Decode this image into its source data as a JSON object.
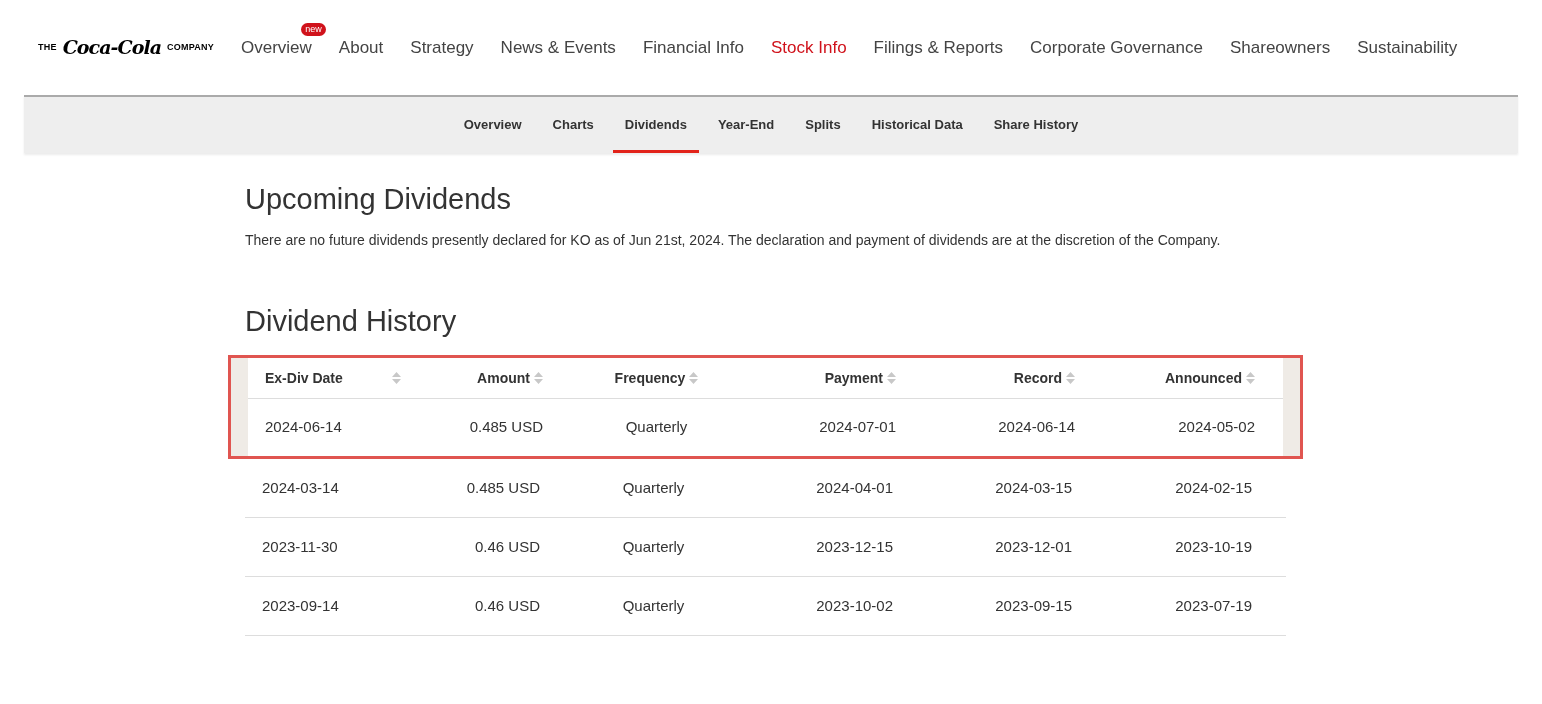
{
  "logo": {
    "prefix": "THE",
    "brand": "Coca-Cola",
    "suffix": "COMPANY"
  },
  "main_nav": [
    {
      "label": "Overview",
      "selected": false,
      "badge": "new"
    },
    {
      "label": "About",
      "selected": false
    },
    {
      "label": "Strategy",
      "selected": false
    },
    {
      "label": "News & Events",
      "selected": false
    },
    {
      "label": "Financial Info",
      "selected": false
    },
    {
      "label": "Stock Info",
      "selected": true
    },
    {
      "label": "Filings & Reports",
      "selected": false
    },
    {
      "label": "Corporate Governance",
      "selected": false
    },
    {
      "label": "Shareowners",
      "selected": false
    },
    {
      "label": "Sustainability",
      "selected": false
    }
  ],
  "sub_nav": [
    {
      "label": "Overview",
      "selected": false
    },
    {
      "label": "Charts",
      "selected": false
    },
    {
      "label": "Dividends",
      "selected": true
    },
    {
      "label": "Year-End",
      "selected": false
    },
    {
      "label": "Splits",
      "selected": false
    },
    {
      "label": "Historical Data",
      "selected": false
    },
    {
      "label": "Share History",
      "selected": false
    }
  ],
  "upcoming": {
    "title": "Upcoming Dividends",
    "text": "There are no future dividends presently declared for KO as of Jun 21st, 2024. The declaration and payment of dividends are at the discretion of the Company."
  },
  "history": {
    "title": "Dividend History",
    "columns": [
      "Ex-Div Date",
      "Amount",
      "Frequency",
      "Payment",
      "Record",
      "Announced"
    ],
    "rows": [
      {
        "cells": [
          "2024-06-14",
          "0.485 USD",
          "Quarterly",
          "2024-07-01",
          "2024-06-14",
          "2024-05-02"
        ],
        "highlighted": true
      },
      {
        "cells": [
          "2024-03-14",
          "0.485 USD",
          "Quarterly",
          "2024-04-01",
          "2024-03-15",
          "2024-02-15"
        ],
        "highlighted": false
      },
      {
        "cells": [
          "2023-11-30",
          "0.46 USD",
          "Quarterly",
          "2023-12-15",
          "2023-12-01",
          "2023-10-19"
        ],
        "highlighted": false
      },
      {
        "cells": [
          "2023-09-14",
          "0.46 USD",
          "Quarterly",
          "2023-10-02",
          "2023-09-15",
          "2023-07-19"
        ],
        "highlighted": false
      }
    ]
  }
}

----------

* [BRIEF] Copy out the records above in full, exactly as written, but not the pictures.

* [FINAL RESULT]
Decode this image into its source data as a JSON object.
{
  "logo": {
    "prefix": "THE",
    "brand": "Coca-Cola",
    "suffix": "COMPANY"
  },
  "main_nav": [
    {
      "label": "Overview",
      "selected": false,
      "badge": "new"
    },
    {
      "label": "About",
      "selected": false
    },
    {
      "label": "Strategy",
      "selected": false
    },
    {
      "label": "News & Events",
      "selected": false
    },
    {
      "label": "Financial Info",
      "selected": false
    },
    {
      "label": "Stock Info",
      "selected": true
    },
    {
      "label": "Filings & Reports",
      "selected": false
    },
    {
      "label": "Corporate Governance",
      "selected": false
    },
    {
      "label": "Shareowners",
      "selected": false
    },
    {
      "label": "Sustainability",
      "selected": false
    }
  ],
  "sub_nav": [
    {
      "label": "Overview",
      "selected": false
    },
    {
      "label": "Charts",
      "selected": false
    },
    {
      "label": "Dividends",
      "selected": true
    },
    {
      "label": "Year-End",
      "selected": false
    },
    {
      "label": "Splits",
      "selected": false
    },
    {
      "label": "Historical Data",
      "selected": false
    },
    {
      "label": "Share History",
      "selected": false
    }
  ],
  "upcoming": {
    "title": "Upcoming Dividends",
    "text": "There are no future dividends presently declared for KO as of Jun 21st, 2024. The declaration and payment of dividends are at the discretion of the Company."
  },
  "history": {
    "title": "Dividend History",
    "columns": [
      "Ex-Div Date",
      "Amount",
      "Frequency",
      "Payment",
      "Record",
      "Announced"
    ],
    "rows": [
      {
        "cells": [
          "2024-06-14",
          "0.485 USD",
          "Quarterly",
          "2024-07-01",
          "2024-06-14",
          "2024-05-02"
        ],
        "highlighted": true
      },
      {
        "cells": [
          "2024-03-14",
          "0.485 USD",
          "Quarterly",
          "2024-04-01",
          "2024-03-15",
          "2024-02-15"
        ],
        "highlighted": false
      },
      {
        "cells": [
          "2023-11-30",
          "0.46 USD",
          "Quarterly",
          "2023-12-15",
          "2023-12-01",
          "2023-10-19"
        ],
        "highlighted": false
      },
      {
        "cells": [
          "2023-09-14",
          "0.46 USD",
          "Quarterly",
          "2023-10-02",
          "2023-09-15",
          "2023-07-19"
        ],
        "highlighted": false
      }
    ]
  }
}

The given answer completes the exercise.